+++ DATASET CONTENT
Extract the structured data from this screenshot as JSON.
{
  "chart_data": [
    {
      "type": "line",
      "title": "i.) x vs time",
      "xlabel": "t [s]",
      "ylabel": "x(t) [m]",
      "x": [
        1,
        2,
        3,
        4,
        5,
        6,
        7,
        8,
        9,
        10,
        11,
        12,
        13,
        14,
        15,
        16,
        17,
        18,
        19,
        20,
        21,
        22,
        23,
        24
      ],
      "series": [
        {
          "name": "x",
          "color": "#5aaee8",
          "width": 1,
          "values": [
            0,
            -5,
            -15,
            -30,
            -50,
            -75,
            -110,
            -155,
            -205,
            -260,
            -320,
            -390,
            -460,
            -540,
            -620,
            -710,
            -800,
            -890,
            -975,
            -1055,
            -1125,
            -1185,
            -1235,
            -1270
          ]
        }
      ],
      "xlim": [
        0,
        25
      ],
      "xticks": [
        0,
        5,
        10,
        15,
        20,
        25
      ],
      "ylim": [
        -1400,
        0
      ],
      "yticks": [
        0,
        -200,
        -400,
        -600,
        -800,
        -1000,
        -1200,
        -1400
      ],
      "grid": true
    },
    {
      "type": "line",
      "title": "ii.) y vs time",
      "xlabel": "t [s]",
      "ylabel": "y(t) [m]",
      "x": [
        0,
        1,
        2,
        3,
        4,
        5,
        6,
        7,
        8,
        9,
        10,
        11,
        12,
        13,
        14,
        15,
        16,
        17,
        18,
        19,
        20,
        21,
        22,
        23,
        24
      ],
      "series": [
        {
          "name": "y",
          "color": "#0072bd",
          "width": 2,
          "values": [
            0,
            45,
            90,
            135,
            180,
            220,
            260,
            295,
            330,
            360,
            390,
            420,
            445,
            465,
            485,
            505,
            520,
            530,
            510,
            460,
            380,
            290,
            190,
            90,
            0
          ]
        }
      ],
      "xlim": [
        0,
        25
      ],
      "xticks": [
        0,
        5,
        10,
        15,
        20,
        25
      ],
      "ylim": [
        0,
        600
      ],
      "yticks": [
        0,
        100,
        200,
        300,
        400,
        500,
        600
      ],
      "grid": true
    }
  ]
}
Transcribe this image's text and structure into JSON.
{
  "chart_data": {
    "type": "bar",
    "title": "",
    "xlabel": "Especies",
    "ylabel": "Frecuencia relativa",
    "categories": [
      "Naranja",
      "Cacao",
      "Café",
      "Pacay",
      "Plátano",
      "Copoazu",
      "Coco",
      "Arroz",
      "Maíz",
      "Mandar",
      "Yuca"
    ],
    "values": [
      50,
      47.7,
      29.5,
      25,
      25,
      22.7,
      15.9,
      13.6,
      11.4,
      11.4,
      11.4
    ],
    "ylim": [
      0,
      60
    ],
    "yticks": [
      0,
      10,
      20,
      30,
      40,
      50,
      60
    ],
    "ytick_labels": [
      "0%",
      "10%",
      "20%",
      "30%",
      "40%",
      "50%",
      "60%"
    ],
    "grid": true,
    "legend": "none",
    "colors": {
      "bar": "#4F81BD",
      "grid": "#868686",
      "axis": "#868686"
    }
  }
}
++++++
▶ _THE REQUEST_:
Copy all the records above precisely.

▶ _COMPLETE OUTPUT_:
Extract the structured data from this screenshot as JSON.
{
  "chart_data": [
    {
      "type": "line",
      "title": "i.) x vs time",
      "xlabel": "t [s]",
      "ylabel": "x(t) [m]",
      "x": [
        1,
        2,
        3,
        4,
        5,
        6,
        7,
        8,
        9,
        10,
        11,
        12,
        13,
        14,
        15,
        16,
        17,
        18,
        19,
        20,
        21,
        22,
        23,
        24
      ],
      "series": [
        {
          "name": "x",
          "color": "#5aaee8",
          "width": 1,
          "values": [
            0,
            -5,
            -15,
            -30,
            -50,
            -75,
            -110,
            -155,
            -205,
            -260,
            -320,
            -390,
            -460,
            -540,
            -620,
            -710,
            -800,
            -890,
            -975,
            -1055,
            -1125,
            -1185,
            -1235,
            -1270
          ]
        }
      ],
      "xlim": [
        0,
        25
      ],
      "xticks": [
        0,
        5,
        10,
        15,
        20,
        25
      ],
      "ylim": [
        -1400,
        0
      ],
      "yticks": [
        0,
        -200,
        -400,
        -600,
        -800,
        -1000,
        -1200,
        -1400
      ],
      "grid": true
    },
    {
      "type": "line",
      "title": "ii.) y vs time",
      "xlabel": "t [s]",
      "ylabel": "y(t) [m]",
      "x": [
        0,
        1,
        2,
        3,
        4,
        5,
        6,
        7,
        8,
        9,
        10,
        11,
        12,
        13,
        14,
        15,
        16,
        17,
        18,
        19,
        20,
        21,
        22,
        23,
        24
      ],
      "series": [
        {
          "name": "y",
          "color": "#0072bd",
          "width": 2,
          "values": [
            0,
            45,
            90,
            135,
            180,
            220,
            260,
            295,
            330,
            360,
            390,
            420,
            445,
            465,
            485,
            505,
            520,
            530,
            510,
            460,
            380,
            290,
            190,
            90,
            0
          ]
        }
      ],
      "xlim": [
        0,
        25
      ],
      "xticks": [
        0,
        5,
        10,
        15,
        20,
        25
      ],
      "ylim": [
        0,
        600
      ],
      "yticks": [
        0,
        100,
        200,
        300,
        400,
        500,
        600
      ],
      "grid": true
    }
  ]
}
Transcribe this image's text and structure into JSON.
{
  "chart_data": {
    "type": "bar",
    "title": "",
    "xlabel": "Especies",
    "ylabel": "Frecuencia relativa",
    "categories": [
      "Naranja",
      "Cacao",
      "Café",
      "Pacay",
      "Plátano",
      "Copoazu",
      "Coco",
      "Arroz",
      "Maíz",
      "Mandar",
      "Yuca"
    ],
    "values": [
      50,
      47.7,
      29.5,
      25,
      25,
      22.7,
      15.9,
      13.6,
      11.4,
      11.4,
      11.4
    ],
    "ylim": [
      0,
      60
    ],
    "yticks": [
      0,
      10,
      20,
      30,
      40,
      50,
      60
    ],
    "ytick_labels": [
      "0%",
      "10%",
      "20%",
      "30%",
      "40%",
      "50%",
      "60%"
    ],
    "grid": true,
    "legend": "none",
    "colors": {
      "bar": "#4F81BD",
      "grid": "#868686",
      "axis": "#868686"
    }
  }
}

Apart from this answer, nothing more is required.